>> start

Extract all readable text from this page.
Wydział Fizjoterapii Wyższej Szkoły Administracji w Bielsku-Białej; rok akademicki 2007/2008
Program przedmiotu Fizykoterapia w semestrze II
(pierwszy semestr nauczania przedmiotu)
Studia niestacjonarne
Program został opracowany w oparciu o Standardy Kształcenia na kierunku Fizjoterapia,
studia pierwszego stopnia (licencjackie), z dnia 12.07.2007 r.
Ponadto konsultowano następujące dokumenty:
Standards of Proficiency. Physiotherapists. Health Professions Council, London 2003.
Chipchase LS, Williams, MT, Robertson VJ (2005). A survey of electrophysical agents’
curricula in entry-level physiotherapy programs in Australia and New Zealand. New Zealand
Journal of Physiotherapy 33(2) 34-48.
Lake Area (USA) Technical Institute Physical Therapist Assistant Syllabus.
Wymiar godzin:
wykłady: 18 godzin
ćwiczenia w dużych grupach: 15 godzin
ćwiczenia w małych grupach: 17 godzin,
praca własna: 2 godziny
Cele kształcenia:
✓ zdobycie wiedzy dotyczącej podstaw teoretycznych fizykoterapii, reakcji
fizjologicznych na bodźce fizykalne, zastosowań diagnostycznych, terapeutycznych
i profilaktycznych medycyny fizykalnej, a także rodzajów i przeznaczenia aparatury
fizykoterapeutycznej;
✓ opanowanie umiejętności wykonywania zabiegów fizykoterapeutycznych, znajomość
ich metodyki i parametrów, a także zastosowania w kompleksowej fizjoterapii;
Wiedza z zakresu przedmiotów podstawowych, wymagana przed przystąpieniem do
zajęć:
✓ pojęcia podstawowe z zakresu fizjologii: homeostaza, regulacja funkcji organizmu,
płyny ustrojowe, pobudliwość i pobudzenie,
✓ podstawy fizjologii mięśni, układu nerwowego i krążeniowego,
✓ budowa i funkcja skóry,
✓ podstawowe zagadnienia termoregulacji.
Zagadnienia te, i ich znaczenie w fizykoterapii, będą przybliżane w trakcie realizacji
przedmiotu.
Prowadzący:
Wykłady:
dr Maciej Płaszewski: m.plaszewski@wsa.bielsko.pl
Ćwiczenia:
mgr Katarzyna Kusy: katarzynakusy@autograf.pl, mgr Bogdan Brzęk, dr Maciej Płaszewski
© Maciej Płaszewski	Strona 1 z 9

>> end
>> start

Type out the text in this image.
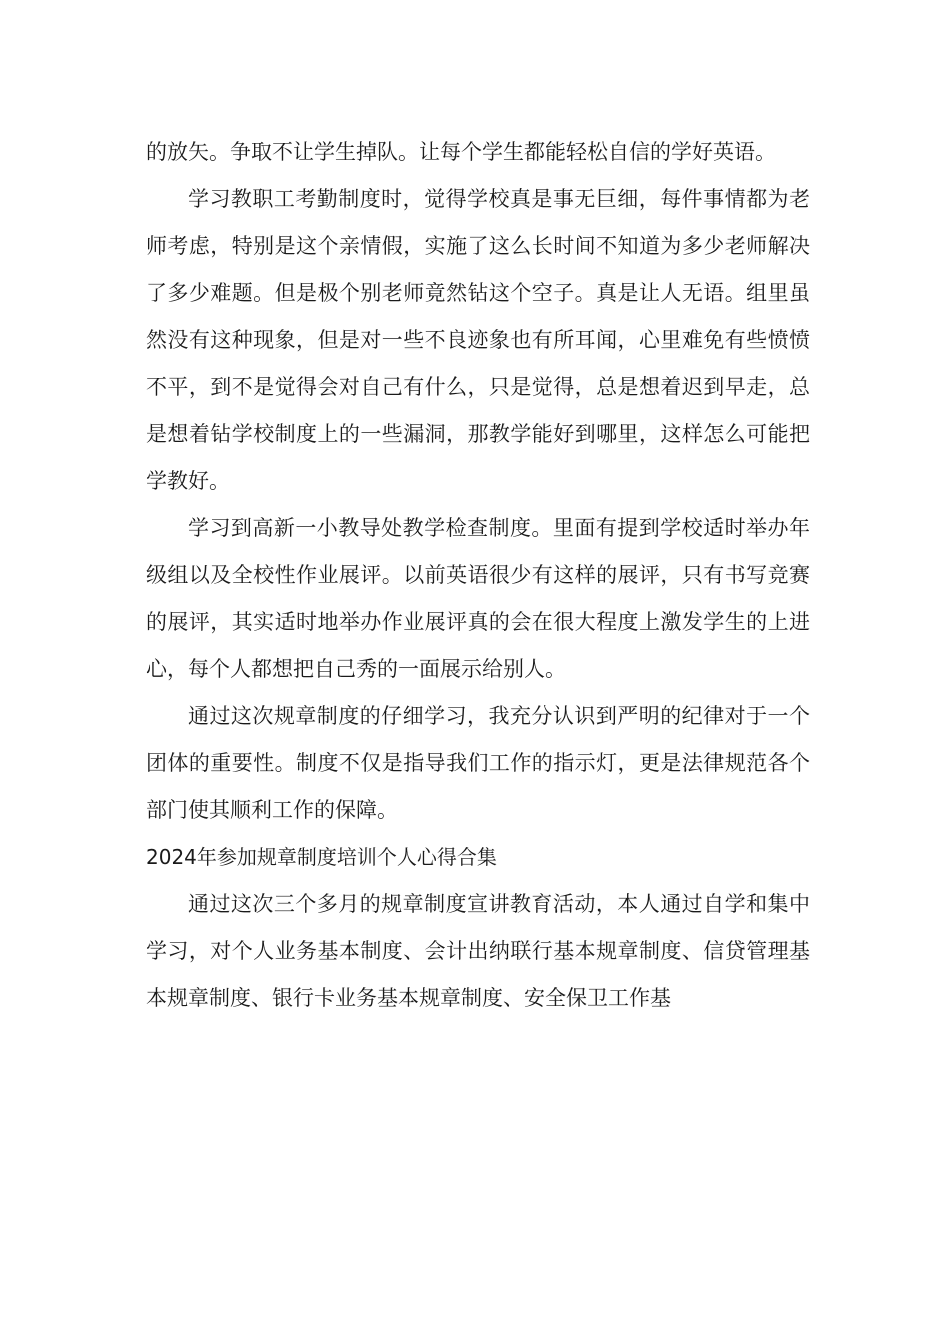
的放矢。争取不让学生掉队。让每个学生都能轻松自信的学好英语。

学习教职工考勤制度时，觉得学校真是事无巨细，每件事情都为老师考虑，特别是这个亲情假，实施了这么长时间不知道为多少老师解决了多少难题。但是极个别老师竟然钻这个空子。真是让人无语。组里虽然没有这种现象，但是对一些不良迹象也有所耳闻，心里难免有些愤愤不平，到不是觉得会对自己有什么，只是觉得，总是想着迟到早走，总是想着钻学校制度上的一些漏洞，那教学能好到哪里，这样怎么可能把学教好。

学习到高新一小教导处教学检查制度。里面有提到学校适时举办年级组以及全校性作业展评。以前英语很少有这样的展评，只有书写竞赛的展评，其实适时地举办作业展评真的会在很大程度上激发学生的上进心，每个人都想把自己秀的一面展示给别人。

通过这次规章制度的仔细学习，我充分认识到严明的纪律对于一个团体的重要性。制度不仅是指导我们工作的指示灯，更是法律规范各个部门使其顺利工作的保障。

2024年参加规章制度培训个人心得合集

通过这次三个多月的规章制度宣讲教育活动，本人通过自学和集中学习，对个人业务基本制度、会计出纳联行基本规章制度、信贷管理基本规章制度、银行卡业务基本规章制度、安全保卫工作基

>> end
>> start

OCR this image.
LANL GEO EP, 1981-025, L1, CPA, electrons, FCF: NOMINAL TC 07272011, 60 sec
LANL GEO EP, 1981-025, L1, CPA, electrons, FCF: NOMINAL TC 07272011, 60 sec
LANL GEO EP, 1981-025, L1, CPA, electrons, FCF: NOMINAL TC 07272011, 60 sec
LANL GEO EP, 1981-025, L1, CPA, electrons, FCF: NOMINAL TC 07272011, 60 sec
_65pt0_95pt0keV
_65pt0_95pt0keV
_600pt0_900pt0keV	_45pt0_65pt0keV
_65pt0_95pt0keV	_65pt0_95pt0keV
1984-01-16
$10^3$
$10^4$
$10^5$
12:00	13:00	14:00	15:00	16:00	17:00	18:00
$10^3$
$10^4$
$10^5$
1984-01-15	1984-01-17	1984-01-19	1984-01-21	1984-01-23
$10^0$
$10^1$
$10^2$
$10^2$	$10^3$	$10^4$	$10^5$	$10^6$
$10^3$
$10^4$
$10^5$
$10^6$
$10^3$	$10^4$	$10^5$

>> end

Return each line where "podstawowe" shows up.

✓ pojęcia podstawowe z zakresu fizjologii: homeostaza, regulacja funkcji organizmu,
✓ podstawowe zagadnienia termoregulacji.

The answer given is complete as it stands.